**EXERCISE**. Repeat every record below exactly, omitting any pictures.

[Dataset entries on figures]
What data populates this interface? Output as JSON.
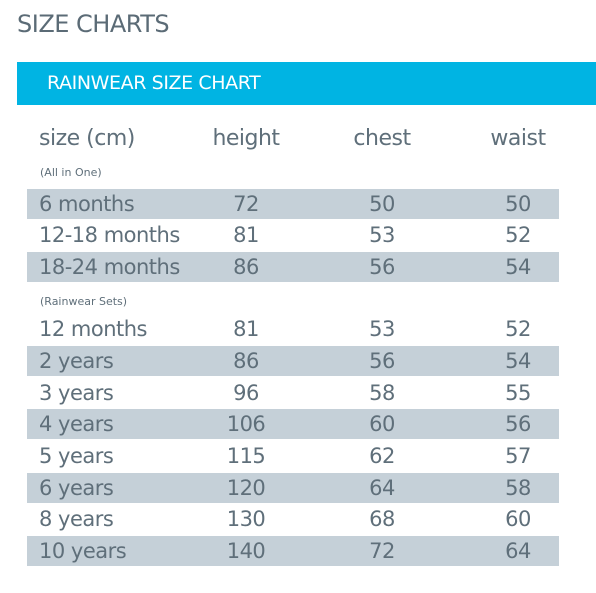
{
  "page_title": "SIZE CHARTS",
  "banner_title": "RAINWEAR SIZE CHART",
  "colors": {
    "banner": "#00b4e3",
    "row_shade": "#c5d0d8",
    "text": "#5f6f7a",
    "title": "#5b6b76"
  },
  "table": {
    "headers": [
      "size (cm)",
      "height",
      "chest",
      "waist"
    ],
    "groups": [
      {
        "label": "(All in One)",
        "rows": [
          {
            "size": "6 months",
            "height": "72",
            "chest": "50",
            "waist": "50"
          },
          {
            "size": "12-18 months",
            "height": "81",
            "chest": "53",
            "waist": "52"
          },
          {
            "size": "18-24 months",
            "height": "86",
            "chest": "56",
            "waist": "54"
          }
        ]
      },
      {
        "label": "(Rainwear Sets)",
        "rows": [
          {
            "size": "12 months",
            "height": "81",
            "chest": "53",
            "waist": "52"
          },
          {
            "size": "2 years",
            "height": "86",
            "chest": "56",
            "waist": "54"
          },
          {
            "size": "3 years",
            "height": "96",
            "chest": "58",
            "waist": "55"
          },
          {
            "size": "4 years",
            "height": "106",
            "chest": "60",
            "waist": "56"
          },
          {
            "size": "5 years",
            "height": "115",
            "chest": "62",
            "waist": "57"
          },
          {
            "size": "6 years",
            "height": "120",
            "chest": "64",
            "waist": "58"
          },
          {
            "size": "8 years",
            "height": "130",
            "chest": "68",
            "waist": "60"
          },
          {
            "size": "10 years",
            "height": "140",
            "chest": "72",
            "waist": "64"
          }
        ]
      }
    ]
  }
}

**TASK SOLUTION**.
What data populates this interface? Output as JSON.
{
  "page_title": "SIZE CHARTS",
  "banner_title": "RAINWEAR SIZE CHART",
  "colors": {
    "banner": "#00b4e3",
    "row_shade": "#c5d0d8",
    "text": "#5f6f7a",
    "title": "#5b6b76"
  },
  "table": {
    "headers": [
      "size (cm)",
      "height",
      "chest",
      "waist"
    ],
    "groups": [
      {
        "label": "(All in One)",
        "rows": [
          {
            "size": "6 months",
            "height": "72",
            "chest": "50",
            "waist": "50"
          },
          {
            "size": "12-18 months",
            "height": "81",
            "chest": "53",
            "waist": "52"
          },
          {
            "size": "18-24 months",
            "height": "86",
            "chest": "56",
            "waist": "54"
          }
        ]
      },
      {
        "label": "(Rainwear Sets)",
        "rows": [
          {
            "size": "12 months",
            "height": "81",
            "chest": "53",
            "waist": "52"
          },
          {
            "size": "2 years",
            "height": "86",
            "chest": "56",
            "waist": "54"
          },
          {
            "size": "3 years",
            "height": "96",
            "chest": "58",
            "waist": "55"
          },
          {
            "size": "4 years",
            "height": "106",
            "chest": "60",
            "waist": "56"
          },
          {
            "size": "5 years",
            "height": "115",
            "chest": "62",
            "waist": "57"
          },
          {
            "size": "6 years",
            "height": "120",
            "chest": "64",
            "waist": "58"
          },
          {
            "size": "8 years",
            "height": "130",
            "chest": "68",
            "waist": "60"
          },
          {
            "size": "10 years",
            "height": "140",
            "chest": "72",
            "waist": "64"
          }
        ]
      }
    ]
  }
}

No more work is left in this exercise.